* **Task details**
Reproduce the records word for word, from the first line through the line that contains "legend-marker bbox=[501, 527, 521, 547]", including both of those lines.

* **Extracted data**
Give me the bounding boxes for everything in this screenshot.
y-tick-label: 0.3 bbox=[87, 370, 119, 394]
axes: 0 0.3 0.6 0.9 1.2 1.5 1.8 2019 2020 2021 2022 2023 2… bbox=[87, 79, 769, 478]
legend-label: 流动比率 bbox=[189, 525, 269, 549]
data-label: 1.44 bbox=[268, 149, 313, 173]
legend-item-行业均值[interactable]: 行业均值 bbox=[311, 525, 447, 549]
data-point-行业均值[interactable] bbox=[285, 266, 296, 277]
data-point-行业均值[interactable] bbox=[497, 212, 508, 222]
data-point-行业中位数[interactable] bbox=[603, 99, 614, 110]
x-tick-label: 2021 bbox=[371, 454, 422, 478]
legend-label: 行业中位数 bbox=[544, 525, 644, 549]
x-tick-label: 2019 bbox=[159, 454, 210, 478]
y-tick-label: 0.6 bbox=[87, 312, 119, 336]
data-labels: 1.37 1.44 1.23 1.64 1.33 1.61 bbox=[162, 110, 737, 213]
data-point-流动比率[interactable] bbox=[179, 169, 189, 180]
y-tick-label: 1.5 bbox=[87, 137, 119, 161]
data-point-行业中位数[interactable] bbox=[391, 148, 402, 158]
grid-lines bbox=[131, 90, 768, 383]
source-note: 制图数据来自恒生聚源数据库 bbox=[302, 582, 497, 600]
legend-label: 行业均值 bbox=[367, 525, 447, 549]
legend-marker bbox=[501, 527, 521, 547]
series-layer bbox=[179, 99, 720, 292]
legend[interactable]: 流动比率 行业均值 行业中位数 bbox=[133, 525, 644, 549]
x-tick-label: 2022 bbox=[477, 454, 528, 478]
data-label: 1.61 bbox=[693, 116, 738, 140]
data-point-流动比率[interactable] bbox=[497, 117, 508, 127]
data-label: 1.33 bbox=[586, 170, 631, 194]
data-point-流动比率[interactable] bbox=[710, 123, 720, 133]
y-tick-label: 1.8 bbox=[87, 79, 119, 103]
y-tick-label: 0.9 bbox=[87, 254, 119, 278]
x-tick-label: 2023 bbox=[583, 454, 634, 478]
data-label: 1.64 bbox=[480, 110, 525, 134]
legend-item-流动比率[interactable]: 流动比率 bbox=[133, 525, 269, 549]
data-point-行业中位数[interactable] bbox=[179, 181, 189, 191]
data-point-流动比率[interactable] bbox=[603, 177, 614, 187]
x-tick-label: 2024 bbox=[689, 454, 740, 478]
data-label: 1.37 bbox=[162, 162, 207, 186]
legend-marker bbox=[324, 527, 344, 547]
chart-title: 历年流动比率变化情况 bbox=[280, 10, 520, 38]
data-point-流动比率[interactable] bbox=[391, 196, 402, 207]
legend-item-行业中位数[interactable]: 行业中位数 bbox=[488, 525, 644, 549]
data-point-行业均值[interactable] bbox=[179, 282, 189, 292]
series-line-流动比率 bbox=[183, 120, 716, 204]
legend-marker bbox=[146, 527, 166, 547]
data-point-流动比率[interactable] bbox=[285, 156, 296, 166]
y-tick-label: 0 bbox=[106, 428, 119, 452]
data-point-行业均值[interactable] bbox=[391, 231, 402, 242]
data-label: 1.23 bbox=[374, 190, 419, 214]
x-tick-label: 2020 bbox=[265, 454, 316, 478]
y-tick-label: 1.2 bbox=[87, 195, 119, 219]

* **Answer to this task**
Give me the bounding boxes for everything in this screenshot.
y-tick-label: 0.3 bbox=[87, 370, 119, 394]
axes: 0 0.3 0.6 0.9 1.2 1.5 1.8 2019 2020 2021 2022 2023 2… bbox=[87, 79, 769, 478]
legend-label: 流动比率 bbox=[189, 525, 269, 549]
data-label: 1.44 bbox=[268, 149, 313, 173]
legend-item-行业均值[interactable]: 行业均值 bbox=[311, 525, 447, 549]
data-point-行业均值[interactable] bbox=[285, 266, 296, 277]
data-point-行业均值[interactable] bbox=[497, 212, 508, 222]
data-point-行业中位数[interactable] bbox=[603, 99, 614, 110]
x-tick-label: 2021 bbox=[371, 454, 422, 478]
legend-label: 行业中位数 bbox=[544, 525, 644, 549]
x-tick-label: 2019 bbox=[159, 454, 210, 478]
y-tick-label: 0.6 bbox=[87, 312, 119, 336]
data-labels: 1.37 1.44 1.23 1.64 1.33 1.61 bbox=[162, 110, 737, 213]
data-point-流动比率[interactable] bbox=[179, 169, 189, 180]
y-tick-label: 1.5 bbox=[87, 137, 119, 161]
data-point-行业中位数[interactable] bbox=[391, 148, 402, 158]
grid-lines bbox=[131, 90, 768, 383]
source-note: 制图数据来自恒生聚源数据库 bbox=[302, 582, 497, 600]
legend-label: 行业均值 bbox=[367, 525, 447, 549]
legend-marker bbox=[501, 527, 521, 547]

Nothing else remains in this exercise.